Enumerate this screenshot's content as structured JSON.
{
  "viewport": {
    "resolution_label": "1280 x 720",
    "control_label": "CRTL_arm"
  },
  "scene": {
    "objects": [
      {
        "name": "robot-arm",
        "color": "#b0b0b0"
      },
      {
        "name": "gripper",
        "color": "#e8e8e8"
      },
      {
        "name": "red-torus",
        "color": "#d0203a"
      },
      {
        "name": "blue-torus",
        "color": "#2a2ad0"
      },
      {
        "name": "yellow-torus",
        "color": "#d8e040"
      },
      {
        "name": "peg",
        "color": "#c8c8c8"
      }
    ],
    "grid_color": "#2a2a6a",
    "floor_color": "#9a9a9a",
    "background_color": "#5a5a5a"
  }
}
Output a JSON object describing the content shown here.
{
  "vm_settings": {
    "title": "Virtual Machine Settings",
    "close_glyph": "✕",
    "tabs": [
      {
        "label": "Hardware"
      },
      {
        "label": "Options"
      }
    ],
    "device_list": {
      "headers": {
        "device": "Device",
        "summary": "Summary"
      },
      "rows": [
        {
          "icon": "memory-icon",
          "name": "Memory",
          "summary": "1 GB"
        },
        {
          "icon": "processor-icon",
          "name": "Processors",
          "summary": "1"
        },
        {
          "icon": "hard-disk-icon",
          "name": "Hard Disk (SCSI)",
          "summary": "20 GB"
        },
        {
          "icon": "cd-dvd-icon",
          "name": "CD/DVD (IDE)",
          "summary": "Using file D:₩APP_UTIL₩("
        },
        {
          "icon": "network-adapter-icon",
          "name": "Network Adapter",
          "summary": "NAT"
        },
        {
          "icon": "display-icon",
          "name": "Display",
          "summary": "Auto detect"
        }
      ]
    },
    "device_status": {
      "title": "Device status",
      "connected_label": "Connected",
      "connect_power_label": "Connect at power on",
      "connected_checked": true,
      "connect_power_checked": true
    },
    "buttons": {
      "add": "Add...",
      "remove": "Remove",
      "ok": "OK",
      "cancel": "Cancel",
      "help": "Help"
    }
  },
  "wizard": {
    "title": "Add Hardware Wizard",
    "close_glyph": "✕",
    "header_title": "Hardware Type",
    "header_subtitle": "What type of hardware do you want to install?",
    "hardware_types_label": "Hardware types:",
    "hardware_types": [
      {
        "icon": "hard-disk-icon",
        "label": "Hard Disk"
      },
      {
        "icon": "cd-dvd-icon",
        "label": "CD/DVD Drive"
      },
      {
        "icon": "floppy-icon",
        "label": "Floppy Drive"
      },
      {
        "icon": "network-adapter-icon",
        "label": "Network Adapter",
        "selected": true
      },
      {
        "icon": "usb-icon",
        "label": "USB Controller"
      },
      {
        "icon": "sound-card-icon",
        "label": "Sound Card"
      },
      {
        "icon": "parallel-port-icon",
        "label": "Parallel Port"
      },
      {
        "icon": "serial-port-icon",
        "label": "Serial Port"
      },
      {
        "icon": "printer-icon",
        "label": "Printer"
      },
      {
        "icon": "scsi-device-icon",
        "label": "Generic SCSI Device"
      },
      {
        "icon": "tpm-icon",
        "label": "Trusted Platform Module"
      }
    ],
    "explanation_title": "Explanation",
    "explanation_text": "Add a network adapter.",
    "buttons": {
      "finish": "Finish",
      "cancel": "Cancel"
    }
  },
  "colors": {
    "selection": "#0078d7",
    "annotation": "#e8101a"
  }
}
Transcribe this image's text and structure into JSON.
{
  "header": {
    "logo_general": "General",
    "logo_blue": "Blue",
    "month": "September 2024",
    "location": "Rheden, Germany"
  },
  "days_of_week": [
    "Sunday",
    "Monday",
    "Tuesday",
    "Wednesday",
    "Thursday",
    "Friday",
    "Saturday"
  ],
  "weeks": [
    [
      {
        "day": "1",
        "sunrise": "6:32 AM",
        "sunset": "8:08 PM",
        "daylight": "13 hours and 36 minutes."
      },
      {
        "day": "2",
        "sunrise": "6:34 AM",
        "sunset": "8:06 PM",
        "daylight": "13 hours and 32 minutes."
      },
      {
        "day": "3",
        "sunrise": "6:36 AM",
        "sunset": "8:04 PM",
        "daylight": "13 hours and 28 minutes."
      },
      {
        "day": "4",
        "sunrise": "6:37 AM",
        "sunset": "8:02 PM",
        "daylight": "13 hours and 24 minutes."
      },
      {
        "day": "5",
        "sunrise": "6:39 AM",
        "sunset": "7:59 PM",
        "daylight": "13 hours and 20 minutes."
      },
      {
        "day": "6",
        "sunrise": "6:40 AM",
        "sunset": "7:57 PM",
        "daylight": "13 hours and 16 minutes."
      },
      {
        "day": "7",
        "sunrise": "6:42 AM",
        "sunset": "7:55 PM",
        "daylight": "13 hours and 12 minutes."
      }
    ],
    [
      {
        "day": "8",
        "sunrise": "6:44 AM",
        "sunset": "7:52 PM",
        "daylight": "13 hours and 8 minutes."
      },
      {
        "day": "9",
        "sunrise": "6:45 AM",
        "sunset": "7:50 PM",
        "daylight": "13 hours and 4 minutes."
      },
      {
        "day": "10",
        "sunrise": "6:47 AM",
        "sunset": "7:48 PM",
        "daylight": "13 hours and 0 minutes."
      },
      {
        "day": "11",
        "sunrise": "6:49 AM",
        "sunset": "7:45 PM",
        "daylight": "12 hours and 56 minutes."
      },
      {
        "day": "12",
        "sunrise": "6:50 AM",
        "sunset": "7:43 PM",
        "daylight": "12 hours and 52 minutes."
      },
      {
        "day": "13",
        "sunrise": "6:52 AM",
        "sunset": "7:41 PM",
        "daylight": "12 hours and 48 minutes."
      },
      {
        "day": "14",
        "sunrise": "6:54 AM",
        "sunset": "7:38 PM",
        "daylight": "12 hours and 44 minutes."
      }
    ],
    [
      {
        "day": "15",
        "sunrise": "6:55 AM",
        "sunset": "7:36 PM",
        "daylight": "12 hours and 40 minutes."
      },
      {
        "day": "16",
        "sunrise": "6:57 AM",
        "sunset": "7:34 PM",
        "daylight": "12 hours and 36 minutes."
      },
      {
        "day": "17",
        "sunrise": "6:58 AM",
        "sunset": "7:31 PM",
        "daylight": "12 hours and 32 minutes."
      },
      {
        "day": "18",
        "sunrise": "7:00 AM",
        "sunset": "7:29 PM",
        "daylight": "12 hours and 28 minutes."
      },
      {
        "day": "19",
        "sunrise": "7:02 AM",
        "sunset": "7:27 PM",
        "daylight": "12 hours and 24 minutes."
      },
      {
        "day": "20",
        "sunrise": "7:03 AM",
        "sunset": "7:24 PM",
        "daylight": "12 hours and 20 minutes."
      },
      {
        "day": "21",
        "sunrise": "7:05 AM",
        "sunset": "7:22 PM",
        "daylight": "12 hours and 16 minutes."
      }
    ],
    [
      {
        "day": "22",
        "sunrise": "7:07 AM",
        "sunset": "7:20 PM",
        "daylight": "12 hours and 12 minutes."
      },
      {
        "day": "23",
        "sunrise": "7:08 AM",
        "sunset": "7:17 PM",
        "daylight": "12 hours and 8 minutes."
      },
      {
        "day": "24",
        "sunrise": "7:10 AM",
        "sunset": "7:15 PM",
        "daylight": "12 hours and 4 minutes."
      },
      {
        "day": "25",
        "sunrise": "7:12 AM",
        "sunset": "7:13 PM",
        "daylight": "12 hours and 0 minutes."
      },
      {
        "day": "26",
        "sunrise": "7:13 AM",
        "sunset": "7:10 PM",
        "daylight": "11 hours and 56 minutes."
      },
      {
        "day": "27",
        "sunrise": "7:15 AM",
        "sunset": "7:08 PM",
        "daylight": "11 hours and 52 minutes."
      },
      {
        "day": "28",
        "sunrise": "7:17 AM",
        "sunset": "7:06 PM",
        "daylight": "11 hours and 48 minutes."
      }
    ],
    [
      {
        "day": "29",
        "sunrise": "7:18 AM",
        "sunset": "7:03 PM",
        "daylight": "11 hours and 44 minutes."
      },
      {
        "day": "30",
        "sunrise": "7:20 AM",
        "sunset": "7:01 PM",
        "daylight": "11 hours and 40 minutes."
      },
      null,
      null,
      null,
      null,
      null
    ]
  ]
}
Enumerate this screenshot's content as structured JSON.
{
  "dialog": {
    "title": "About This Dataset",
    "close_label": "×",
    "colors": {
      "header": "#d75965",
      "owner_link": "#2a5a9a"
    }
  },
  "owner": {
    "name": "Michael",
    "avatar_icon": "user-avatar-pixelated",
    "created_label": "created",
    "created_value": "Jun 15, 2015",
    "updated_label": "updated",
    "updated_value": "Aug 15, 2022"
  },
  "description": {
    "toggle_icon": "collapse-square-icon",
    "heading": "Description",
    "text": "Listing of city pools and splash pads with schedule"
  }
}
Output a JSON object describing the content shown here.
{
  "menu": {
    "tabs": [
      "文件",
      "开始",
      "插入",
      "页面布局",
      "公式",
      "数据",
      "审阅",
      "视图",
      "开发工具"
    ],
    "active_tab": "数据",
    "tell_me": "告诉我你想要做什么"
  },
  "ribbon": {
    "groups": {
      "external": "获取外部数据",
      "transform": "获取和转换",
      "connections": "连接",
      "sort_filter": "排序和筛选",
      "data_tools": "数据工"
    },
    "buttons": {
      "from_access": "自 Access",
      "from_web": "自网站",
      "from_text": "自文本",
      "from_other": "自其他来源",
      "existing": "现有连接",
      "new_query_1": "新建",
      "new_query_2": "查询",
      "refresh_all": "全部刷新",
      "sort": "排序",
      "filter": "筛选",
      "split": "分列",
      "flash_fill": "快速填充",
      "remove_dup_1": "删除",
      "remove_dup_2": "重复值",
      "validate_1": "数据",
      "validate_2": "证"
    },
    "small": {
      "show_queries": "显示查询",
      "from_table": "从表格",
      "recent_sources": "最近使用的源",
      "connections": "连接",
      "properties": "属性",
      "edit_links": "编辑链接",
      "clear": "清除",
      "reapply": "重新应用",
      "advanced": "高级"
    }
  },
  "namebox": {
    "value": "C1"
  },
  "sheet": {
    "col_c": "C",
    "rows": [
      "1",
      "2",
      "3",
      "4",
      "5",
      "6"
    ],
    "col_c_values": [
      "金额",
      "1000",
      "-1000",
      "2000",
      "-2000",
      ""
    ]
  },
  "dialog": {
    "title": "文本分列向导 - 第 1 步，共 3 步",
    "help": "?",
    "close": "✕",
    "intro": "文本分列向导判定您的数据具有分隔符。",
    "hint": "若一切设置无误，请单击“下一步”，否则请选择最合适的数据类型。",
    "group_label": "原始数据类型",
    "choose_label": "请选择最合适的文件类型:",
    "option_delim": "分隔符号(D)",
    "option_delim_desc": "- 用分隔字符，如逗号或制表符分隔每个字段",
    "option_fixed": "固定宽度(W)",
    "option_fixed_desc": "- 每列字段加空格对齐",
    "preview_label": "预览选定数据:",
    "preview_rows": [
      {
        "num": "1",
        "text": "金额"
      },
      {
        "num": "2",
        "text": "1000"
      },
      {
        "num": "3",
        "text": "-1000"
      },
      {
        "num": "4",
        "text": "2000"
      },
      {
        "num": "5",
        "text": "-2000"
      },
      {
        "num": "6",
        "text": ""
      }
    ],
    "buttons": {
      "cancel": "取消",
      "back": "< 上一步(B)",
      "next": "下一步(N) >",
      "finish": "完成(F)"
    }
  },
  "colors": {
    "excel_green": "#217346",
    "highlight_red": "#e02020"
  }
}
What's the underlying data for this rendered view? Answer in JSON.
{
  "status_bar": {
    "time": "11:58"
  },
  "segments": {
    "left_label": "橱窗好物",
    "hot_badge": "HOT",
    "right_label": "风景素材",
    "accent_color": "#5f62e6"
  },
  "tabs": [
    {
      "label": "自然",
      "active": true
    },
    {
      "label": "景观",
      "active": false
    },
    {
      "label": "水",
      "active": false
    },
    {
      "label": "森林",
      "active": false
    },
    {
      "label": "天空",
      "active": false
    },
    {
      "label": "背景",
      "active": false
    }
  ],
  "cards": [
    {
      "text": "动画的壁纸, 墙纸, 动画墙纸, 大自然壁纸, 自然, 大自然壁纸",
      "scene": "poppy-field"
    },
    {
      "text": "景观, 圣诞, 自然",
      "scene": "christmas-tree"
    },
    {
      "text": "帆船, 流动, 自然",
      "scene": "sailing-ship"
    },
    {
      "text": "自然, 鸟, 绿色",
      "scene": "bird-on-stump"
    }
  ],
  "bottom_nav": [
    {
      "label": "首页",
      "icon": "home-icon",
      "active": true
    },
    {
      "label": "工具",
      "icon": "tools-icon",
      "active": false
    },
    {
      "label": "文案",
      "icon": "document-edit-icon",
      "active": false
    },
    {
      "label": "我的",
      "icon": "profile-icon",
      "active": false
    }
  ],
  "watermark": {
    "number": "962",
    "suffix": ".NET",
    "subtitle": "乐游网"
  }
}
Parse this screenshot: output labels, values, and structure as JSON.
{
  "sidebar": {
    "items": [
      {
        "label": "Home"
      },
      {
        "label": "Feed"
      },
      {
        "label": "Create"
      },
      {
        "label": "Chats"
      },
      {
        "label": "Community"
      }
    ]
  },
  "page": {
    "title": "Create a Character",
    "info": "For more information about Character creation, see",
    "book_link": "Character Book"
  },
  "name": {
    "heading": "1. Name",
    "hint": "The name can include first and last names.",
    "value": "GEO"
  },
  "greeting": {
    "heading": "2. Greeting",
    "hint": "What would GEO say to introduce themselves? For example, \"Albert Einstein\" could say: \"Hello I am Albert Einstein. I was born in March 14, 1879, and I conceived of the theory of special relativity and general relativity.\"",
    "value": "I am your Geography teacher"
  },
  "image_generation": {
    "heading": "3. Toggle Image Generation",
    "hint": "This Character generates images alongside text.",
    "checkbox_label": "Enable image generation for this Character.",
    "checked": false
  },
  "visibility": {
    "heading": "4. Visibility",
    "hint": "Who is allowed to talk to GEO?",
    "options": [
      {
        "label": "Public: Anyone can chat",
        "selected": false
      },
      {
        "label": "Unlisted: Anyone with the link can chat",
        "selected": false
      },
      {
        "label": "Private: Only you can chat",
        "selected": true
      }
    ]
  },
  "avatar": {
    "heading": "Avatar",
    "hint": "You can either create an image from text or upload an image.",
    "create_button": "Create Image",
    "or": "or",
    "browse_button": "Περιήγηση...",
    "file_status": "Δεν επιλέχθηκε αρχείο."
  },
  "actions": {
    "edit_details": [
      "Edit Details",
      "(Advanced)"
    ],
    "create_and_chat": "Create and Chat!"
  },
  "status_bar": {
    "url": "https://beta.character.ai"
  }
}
···
• _What you should do_:
Find every line that has "torus" in it, then return those lines.

• _Answer for this exercise_:
        "name": "red-torus",
        "name": "blue-torus",
        "name": "yellow-torus",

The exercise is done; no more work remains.